MATERIAL PROVIDED
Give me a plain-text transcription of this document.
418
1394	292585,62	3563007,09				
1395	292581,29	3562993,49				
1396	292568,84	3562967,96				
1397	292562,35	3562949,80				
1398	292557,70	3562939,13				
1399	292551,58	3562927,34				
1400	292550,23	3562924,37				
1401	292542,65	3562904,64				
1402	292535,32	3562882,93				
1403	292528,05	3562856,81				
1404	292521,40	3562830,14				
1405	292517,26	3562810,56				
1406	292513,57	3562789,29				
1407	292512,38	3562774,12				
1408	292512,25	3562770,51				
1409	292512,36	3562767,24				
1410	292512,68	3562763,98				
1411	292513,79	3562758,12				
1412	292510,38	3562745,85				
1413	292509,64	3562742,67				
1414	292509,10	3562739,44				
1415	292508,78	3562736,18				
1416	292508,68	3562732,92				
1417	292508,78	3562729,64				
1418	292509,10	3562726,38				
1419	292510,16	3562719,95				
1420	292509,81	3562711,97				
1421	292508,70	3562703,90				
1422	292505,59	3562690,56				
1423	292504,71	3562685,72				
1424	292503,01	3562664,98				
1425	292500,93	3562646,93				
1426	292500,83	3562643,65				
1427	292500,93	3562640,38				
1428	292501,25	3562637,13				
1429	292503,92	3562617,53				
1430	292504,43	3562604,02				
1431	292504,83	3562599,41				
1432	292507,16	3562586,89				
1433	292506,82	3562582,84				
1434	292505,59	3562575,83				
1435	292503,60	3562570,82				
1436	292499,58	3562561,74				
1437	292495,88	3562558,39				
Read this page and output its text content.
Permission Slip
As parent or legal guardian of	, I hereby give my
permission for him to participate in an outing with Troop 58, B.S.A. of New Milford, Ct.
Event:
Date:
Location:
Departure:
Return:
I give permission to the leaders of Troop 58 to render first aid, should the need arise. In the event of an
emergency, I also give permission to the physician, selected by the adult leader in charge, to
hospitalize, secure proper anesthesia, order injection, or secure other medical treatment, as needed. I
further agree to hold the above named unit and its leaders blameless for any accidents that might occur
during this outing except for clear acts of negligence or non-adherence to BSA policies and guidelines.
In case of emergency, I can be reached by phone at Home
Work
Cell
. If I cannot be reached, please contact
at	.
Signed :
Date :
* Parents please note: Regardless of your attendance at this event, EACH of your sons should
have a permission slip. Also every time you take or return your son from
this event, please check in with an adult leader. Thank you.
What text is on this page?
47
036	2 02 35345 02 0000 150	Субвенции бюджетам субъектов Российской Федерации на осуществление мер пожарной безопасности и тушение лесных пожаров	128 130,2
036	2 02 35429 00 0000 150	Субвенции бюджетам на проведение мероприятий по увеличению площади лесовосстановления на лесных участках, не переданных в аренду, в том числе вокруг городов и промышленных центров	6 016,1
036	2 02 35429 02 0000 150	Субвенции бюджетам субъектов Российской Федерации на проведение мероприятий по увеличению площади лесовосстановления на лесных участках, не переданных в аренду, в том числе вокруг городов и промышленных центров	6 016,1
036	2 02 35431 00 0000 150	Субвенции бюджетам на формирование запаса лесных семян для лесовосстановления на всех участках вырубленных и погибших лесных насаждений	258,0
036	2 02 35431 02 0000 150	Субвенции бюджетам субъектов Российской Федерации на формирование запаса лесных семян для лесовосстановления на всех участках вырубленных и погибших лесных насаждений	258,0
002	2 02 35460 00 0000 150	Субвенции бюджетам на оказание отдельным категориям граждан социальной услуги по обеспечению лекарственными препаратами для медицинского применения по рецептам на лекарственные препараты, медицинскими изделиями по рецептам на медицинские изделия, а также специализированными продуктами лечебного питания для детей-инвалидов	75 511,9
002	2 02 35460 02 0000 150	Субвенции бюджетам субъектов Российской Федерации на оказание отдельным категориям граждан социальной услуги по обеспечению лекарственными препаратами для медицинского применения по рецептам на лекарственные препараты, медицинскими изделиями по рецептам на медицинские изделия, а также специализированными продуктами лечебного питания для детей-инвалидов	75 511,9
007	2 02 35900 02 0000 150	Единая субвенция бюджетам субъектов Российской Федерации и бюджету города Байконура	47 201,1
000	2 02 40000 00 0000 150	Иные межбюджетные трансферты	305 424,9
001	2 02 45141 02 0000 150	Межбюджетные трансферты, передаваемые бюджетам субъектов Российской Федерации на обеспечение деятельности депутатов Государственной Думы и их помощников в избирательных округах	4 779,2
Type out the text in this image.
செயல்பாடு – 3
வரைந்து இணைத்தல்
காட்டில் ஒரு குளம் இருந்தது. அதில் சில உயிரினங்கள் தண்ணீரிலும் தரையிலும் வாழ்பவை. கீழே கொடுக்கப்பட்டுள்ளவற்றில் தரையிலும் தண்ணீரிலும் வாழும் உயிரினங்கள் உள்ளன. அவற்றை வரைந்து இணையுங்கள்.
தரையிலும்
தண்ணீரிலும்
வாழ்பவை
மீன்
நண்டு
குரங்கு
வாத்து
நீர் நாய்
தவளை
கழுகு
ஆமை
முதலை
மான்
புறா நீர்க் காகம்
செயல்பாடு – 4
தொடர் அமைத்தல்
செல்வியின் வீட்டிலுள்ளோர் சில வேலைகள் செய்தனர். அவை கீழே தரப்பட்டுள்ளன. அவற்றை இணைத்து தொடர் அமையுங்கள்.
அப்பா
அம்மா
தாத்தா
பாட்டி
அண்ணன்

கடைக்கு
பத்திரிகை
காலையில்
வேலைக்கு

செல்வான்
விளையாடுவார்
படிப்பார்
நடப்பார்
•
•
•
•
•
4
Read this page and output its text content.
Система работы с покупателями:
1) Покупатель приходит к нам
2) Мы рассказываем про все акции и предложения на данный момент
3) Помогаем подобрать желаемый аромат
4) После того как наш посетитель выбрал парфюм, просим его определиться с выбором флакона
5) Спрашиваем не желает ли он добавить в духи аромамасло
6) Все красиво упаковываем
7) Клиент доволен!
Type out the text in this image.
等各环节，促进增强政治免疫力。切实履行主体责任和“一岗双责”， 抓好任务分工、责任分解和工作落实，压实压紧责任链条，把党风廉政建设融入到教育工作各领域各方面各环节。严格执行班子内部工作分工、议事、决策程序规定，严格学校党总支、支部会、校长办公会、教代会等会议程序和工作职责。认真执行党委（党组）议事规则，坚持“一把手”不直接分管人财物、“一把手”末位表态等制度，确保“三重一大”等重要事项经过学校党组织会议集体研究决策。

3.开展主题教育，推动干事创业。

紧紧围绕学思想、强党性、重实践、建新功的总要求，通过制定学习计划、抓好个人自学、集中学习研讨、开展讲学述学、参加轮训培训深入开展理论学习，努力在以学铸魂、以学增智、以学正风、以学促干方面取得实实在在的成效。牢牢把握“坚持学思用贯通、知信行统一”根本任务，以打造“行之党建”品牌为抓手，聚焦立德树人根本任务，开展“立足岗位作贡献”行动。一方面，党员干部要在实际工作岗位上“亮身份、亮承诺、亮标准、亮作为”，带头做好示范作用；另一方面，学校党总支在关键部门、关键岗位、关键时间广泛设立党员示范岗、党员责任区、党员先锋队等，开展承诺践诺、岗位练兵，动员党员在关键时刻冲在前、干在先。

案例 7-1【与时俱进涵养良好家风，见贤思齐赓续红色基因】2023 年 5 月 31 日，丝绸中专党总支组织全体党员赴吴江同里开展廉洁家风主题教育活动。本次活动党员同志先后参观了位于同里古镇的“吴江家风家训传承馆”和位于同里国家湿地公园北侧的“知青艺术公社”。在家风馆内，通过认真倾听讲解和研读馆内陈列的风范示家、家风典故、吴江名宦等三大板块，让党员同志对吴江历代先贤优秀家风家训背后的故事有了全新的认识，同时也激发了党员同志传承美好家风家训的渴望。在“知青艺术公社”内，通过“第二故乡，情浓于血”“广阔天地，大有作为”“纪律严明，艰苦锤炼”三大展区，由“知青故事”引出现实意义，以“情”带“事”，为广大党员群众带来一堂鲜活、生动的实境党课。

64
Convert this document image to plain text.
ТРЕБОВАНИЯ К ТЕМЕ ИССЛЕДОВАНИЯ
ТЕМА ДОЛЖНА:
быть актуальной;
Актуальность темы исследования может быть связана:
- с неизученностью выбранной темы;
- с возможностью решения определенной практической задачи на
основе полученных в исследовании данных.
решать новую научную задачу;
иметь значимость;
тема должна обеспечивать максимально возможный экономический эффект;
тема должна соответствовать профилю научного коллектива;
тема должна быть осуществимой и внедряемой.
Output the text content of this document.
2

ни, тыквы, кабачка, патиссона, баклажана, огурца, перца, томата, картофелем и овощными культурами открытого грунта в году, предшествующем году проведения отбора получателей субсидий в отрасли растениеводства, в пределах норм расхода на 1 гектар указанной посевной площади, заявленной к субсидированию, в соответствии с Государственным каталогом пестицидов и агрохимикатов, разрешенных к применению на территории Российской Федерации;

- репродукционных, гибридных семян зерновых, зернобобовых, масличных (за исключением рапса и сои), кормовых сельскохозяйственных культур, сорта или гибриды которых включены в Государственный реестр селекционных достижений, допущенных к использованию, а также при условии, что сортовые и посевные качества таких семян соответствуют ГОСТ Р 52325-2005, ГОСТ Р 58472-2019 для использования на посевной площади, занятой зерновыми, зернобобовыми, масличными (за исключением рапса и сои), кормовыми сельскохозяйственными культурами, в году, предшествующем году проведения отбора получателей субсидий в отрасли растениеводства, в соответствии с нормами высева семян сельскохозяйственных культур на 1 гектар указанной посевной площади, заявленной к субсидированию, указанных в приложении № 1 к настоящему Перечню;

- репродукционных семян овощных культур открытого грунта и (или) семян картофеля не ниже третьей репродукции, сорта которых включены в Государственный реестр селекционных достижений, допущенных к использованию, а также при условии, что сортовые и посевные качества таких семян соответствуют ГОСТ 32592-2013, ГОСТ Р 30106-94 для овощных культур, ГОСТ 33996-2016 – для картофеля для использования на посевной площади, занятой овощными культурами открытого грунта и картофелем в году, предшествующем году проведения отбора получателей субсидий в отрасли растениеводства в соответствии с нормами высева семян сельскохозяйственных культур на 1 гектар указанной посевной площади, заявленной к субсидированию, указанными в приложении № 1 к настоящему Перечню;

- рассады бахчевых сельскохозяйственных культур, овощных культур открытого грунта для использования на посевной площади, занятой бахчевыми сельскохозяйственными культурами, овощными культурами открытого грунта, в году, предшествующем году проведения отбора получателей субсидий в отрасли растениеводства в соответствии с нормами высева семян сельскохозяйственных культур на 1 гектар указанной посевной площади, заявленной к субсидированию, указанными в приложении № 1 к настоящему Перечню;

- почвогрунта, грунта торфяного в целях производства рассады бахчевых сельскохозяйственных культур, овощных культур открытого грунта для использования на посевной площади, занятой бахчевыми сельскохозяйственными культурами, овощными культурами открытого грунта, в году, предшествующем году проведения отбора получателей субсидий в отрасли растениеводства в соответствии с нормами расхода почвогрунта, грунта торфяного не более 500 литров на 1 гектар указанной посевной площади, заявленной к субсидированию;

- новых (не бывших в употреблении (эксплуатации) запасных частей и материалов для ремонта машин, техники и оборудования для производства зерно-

WHAT IS EXPECTED
Copy every single line of the material above that holds "Troop".

ANSWER
permission for him to participate in an outing with Troop 58, B.S.A. of New Milford, Ct.
I give permission to the leaders of Troop 58 to render first aid, should the need arise. In the event of an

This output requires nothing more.